[Stored records]
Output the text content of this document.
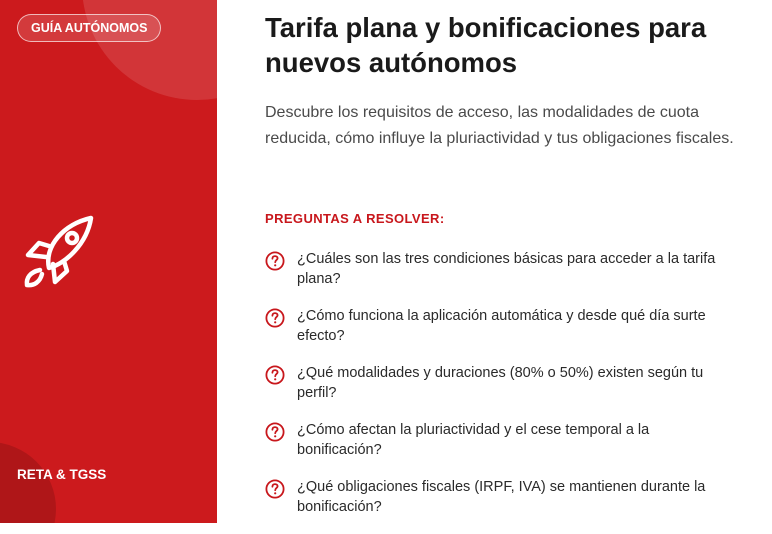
GUÍA AUTÓNOMOS
RETA & TGSS
Tarifa plana y bonificaciones para nuevos autónomos

Descubre los requisitos de acceso, las modalidades de cuota reducida, cómo influye la pluriactividad y tus obligaciones fiscales.

PREGUNTAS A RESOLVER:
¿Cuáles son las tres condiciones básicas para acceder a la tarifa plana?
¿Cómo funciona la aplicación automática y desde qué día surte efecto?
¿Qué modalidades y duraciones (80% o 50%) existen según tu perfil?
¿Cómo afectan la pluriactividad y el cese temporal a la bonificación?
¿Qué obligaciones fiscales (IRPF, IVA) se mantienen durante la bonificación?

### Exercise goal
From the listing above, pick out every line containing "fiscales".

### Solution
Descubre los requisitos de acceso, las modalidades de cuota reducida, cómo influye la pluriactividad y tus obligaciones fiscales.
¿Qué obligaciones fiscales (IRPF, IVA) se mantienen durante la bonificación?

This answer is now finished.